◆ Records to use:
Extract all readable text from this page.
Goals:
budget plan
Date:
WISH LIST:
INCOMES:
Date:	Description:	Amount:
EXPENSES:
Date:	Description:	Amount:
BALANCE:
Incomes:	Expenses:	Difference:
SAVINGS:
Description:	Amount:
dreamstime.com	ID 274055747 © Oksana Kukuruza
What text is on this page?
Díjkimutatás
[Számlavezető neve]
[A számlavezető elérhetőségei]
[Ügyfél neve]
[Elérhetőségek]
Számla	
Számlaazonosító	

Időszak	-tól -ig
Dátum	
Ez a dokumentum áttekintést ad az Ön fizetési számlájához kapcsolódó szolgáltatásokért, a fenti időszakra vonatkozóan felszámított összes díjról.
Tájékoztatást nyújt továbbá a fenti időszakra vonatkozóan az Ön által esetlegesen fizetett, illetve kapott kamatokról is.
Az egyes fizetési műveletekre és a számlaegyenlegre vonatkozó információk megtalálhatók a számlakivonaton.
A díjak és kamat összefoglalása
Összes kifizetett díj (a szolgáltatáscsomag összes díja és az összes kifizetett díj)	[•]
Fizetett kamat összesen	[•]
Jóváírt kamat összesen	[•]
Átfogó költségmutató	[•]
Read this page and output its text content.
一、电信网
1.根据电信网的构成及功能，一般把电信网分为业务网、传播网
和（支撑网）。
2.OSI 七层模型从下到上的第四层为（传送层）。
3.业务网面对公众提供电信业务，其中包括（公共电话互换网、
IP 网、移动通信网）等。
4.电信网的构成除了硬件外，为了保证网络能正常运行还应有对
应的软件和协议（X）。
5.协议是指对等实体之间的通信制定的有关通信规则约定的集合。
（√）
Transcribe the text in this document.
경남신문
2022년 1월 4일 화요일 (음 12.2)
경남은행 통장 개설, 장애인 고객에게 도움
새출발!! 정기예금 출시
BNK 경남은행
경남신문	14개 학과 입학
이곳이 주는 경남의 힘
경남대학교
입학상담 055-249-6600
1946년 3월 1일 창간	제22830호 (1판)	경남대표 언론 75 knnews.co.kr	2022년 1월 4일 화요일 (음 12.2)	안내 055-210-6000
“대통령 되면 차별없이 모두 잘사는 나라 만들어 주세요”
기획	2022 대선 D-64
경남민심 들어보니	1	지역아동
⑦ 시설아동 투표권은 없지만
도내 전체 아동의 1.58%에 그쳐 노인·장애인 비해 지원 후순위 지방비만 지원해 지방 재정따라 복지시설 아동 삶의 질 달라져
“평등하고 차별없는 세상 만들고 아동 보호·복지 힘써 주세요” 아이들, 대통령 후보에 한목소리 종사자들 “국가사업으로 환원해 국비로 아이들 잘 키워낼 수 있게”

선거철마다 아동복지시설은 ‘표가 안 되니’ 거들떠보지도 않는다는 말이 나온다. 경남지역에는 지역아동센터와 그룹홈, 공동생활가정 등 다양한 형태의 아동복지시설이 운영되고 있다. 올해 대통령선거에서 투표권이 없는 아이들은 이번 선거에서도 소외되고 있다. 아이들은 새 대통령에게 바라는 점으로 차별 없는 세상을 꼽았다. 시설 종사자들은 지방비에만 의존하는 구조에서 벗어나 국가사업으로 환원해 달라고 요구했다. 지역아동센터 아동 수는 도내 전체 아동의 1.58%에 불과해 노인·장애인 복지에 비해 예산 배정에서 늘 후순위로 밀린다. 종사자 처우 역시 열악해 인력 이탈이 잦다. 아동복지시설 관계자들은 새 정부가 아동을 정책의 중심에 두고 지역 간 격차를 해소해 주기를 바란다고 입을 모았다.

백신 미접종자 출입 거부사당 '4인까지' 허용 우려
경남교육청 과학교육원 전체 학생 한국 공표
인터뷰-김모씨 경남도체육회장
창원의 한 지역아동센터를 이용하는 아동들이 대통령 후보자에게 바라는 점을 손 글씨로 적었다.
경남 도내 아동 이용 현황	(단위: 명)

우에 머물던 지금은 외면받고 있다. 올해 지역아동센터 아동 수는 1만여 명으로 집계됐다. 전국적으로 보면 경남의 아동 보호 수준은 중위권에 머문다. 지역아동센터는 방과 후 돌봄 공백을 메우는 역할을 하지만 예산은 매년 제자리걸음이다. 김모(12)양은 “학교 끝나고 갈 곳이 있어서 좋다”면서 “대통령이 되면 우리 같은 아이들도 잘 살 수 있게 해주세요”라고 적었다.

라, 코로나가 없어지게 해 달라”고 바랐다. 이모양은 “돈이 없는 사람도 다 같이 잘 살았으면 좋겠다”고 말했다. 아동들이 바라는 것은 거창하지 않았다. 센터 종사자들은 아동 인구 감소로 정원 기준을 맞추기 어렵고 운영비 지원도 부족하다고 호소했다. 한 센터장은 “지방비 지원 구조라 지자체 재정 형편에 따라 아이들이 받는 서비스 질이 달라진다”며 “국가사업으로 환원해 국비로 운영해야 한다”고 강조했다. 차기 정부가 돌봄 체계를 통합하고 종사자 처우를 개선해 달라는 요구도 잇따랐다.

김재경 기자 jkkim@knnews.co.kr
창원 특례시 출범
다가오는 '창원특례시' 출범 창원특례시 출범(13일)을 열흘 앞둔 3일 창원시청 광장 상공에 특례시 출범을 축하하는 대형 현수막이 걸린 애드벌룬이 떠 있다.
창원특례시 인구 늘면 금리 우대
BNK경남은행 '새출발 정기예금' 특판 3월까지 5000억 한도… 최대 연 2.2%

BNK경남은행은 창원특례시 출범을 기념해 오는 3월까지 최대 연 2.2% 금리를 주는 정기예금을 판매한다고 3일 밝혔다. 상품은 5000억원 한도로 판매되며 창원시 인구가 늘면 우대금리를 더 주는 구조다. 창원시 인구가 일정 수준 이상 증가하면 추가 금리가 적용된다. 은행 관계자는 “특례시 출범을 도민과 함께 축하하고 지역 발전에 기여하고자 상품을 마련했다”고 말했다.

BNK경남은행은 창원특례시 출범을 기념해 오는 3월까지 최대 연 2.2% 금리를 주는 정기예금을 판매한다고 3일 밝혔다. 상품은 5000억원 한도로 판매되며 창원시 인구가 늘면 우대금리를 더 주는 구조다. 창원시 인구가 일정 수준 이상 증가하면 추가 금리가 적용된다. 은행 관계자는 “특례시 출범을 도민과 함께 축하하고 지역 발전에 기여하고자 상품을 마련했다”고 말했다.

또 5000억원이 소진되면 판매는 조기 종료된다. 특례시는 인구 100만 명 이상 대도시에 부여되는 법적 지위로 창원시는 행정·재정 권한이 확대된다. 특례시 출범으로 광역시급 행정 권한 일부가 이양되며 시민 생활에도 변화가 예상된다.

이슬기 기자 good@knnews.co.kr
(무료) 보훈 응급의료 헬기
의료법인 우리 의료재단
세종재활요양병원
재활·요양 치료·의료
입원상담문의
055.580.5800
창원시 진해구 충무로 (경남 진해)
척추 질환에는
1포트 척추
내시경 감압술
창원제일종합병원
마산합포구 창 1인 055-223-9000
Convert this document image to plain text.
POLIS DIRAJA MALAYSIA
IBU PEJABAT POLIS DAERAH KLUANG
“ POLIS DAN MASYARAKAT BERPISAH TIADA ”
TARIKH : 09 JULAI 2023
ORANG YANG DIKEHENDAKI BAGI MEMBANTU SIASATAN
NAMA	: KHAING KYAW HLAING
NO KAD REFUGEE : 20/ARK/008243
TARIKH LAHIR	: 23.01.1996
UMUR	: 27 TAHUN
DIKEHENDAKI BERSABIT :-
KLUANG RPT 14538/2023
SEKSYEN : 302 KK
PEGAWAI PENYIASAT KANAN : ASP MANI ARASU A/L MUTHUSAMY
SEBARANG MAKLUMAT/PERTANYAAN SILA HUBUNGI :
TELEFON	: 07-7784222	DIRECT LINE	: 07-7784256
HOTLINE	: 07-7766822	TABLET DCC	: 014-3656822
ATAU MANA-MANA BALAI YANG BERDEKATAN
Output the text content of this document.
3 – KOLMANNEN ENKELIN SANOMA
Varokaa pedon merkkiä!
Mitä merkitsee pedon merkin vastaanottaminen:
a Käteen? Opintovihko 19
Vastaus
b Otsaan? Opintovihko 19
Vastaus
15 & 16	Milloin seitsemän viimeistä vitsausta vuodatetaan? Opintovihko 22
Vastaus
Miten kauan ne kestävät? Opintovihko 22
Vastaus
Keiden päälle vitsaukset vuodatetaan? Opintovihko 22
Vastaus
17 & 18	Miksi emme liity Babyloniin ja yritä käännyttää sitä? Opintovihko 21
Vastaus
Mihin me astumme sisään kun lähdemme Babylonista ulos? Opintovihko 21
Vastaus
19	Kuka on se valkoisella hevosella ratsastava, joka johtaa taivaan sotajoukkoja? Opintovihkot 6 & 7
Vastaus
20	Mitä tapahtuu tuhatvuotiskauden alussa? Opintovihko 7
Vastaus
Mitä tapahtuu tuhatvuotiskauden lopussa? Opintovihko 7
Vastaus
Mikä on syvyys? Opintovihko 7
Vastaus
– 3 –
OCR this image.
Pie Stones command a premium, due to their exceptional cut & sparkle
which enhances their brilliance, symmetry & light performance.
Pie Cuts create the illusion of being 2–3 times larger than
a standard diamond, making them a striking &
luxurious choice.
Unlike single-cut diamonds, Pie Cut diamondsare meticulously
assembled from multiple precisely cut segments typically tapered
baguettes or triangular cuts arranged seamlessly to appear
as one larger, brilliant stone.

◆ Exercise brief:
Repeat, without changes, every line from the one that contains "OCR this image." through the final line of the data.

◆ Answer to this problem:
OCR this image.
Pie Stones command a premium, due to their exceptional cut & sparkle
which enhances their brilliance, symmetry & light performance.
Pie Cuts create the illusion of being 2–3 times larger than
a standard diamond, making them a striking &
luxurious choice.
Unlike single-cut diamonds, Pie Cut diamondsare meticulously
assembled from multiple precisely cut segments typically tapered
baguettes or triangular cuts arranged seamlessly to appear
as one larger, brilliant stone.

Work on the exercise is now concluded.